Structured figure records:
········

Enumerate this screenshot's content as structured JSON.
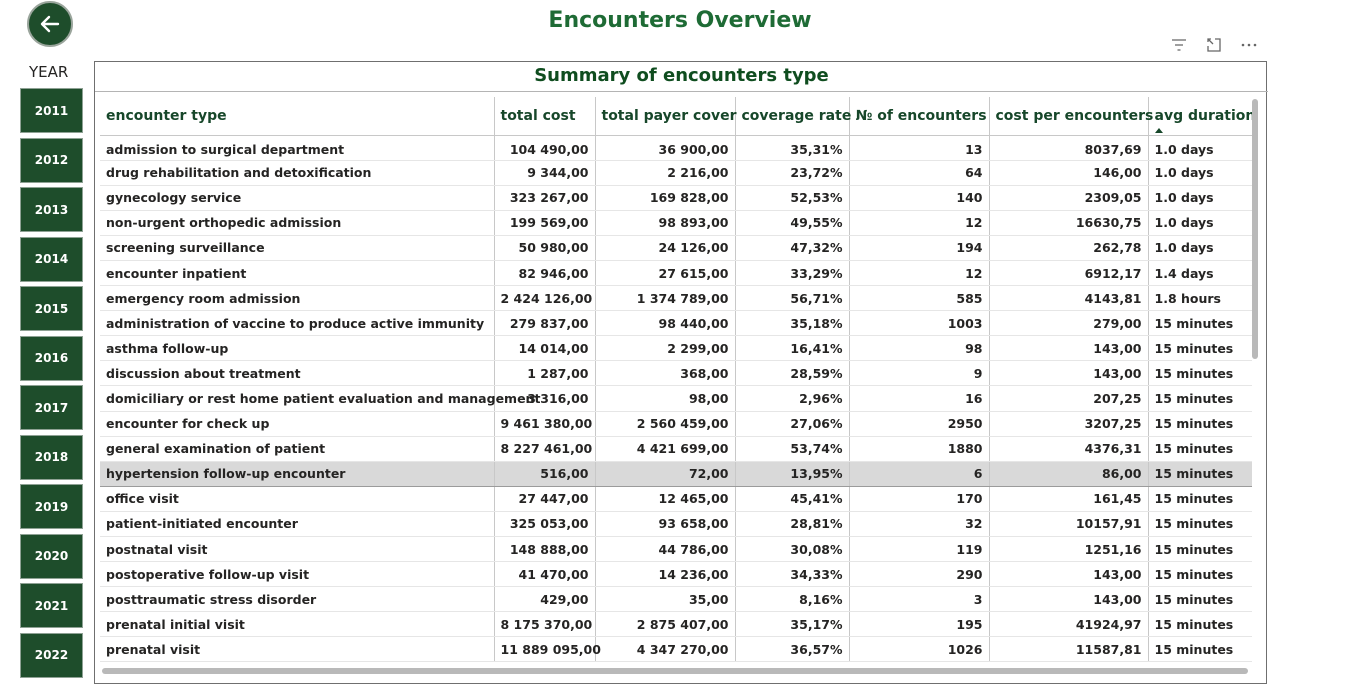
{
  "page": {
    "title": "Encounters Overview"
  },
  "nav": {
    "back_icon": "arrow-left-icon"
  },
  "visual_actions": [
    {
      "name": "filter-icon"
    },
    {
      "name": "focus-mode-icon"
    },
    {
      "name": "more-options-icon"
    }
  ],
  "slicer": {
    "label": "YEAR",
    "years": [
      "2011",
      "2012",
      "2013",
      "2014",
      "2015",
      "2016",
      "2017",
      "2018",
      "2019",
      "2020",
      "2021",
      "2022"
    ]
  },
  "table": {
    "title": "Summary of encounters type",
    "columns": [
      "encounter type",
      "total cost",
      "total payer cover",
      "coverage rate",
      "№ of encounters",
      "cost per encounters",
      "avg duration"
    ],
    "sorted_column_index": 6,
    "selected_row_index": 13,
    "rows": [
      [
        "admission to surgical department",
        "104 490,00",
        "36 900,00",
        "35,31%",
        "13",
        "8037,69",
        "1.0 days"
      ],
      [
        "drug rehabilitation and detoxification",
        "9 344,00",
        "2 216,00",
        "23,72%",
        "64",
        "146,00",
        "1.0 days"
      ],
      [
        "gynecology service",
        "323 267,00",
        "169 828,00",
        "52,53%",
        "140",
        "2309,05",
        "1.0 days"
      ],
      [
        "non-urgent orthopedic admission",
        "199 569,00",
        "98 893,00",
        "49,55%",
        "12",
        "16630,75",
        "1.0 days"
      ],
      [
        "screening surveillance",
        "50 980,00",
        "24 126,00",
        "47,32%",
        "194",
        "262,78",
        "1.0 days"
      ],
      [
        "encounter inpatient",
        "82 946,00",
        "27 615,00",
        "33,29%",
        "12",
        "6912,17",
        "1.4 days"
      ],
      [
        "emergency room admission",
        "2 424 126,00",
        "1 374 789,00",
        "56,71%",
        "585",
        "4143,81",
        "1.8 hours"
      ],
      [
        "administration of vaccine to produce active immunity",
        "279 837,00",
        "98 440,00",
        "35,18%",
        "1003",
        "279,00",
        "15 minutes"
      ],
      [
        "asthma follow-up",
        "14 014,00",
        "2 299,00",
        "16,41%",
        "98",
        "143,00",
        "15 minutes"
      ],
      [
        "discussion about treatment",
        "1 287,00",
        "368,00",
        "28,59%",
        "9",
        "143,00",
        "15 minutes"
      ],
      [
        "domiciliary or rest home patient evaluation and management",
        "3 316,00",
        "98,00",
        "2,96%",
        "16",
        "207,25",
        "15 minutes"
      ],
      [
        "encounter for check up",
        "9 461 380,00",
        "2 560 459,00",
        "27,06%",
        "2950",
        "3207,25",
        "15 minutes"
      ],
      [
        "general examination of patient",
        "8 227 461,00",
        "4 421 699,00",
        "53,74%",
        "1880",
        "4376,31",
        "15 minutes"
      ],
      [
        "hypertension follow-up encounter",
        "516,00",
        "72,00",
        "13,95%",
        "6",
        "86,00",
        "15 minutes"
      ],
      [
        "office visit",
        "27 447,00",
        "12 465,00",
        "45,41%",
        "170",
        "161,45",
        "15 minutes"
      ],
      [
        "patient-initiated encounter",
        "325 053,00",
        "93 658,00",
        "28,81%",
        "32",
        "10157,91",
        "15 minutes"
      ],
      [
        "postnatal visit",
        "148 888,00",
        "44 786,00",
        "30,08%",
        "119",
        "1251,16",
        "15 minutes"
      ],
      [
        "postoperative follow-up visit",
        "41 470,00",
        "14 236,00",
        "34,33%",
        "290",
        "143,00",
        "15 minutes"
      ],
      [
        "posttraumatic stress disorder",
        "429,00",
        "35,00",
        "8,16%",
        "3",
        "143,00",
        "15 minutes"
      ],
      [
        "prenatal initial visit",
        "8 175 370,00",
        "2 875 407,00",
        "35,17%",
        "195",
        "41924,97",
        "15 minutes"
      ],
      [
        "prenatal visit",
        "11 889 095,00",
        "4 347 270,00",
        "36,57%",
        "1026",
        "11587,81",
        "15 minutes"
      ]
    ]
  },
  "colors": {
    "accent": "#1e4d2b",
    "title_green": "#1e6b35",
    "header_green": "#17472a"
  }
}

········

## PROBLEM DETAILS
Identify the lines of the data that contain the word "visit". Copy each of them.

## REPLY
        "office visit",
        "postnatal visit",
        "postoperative follow-up visit",
        "prenatal initial visit",
        "prenatal visit",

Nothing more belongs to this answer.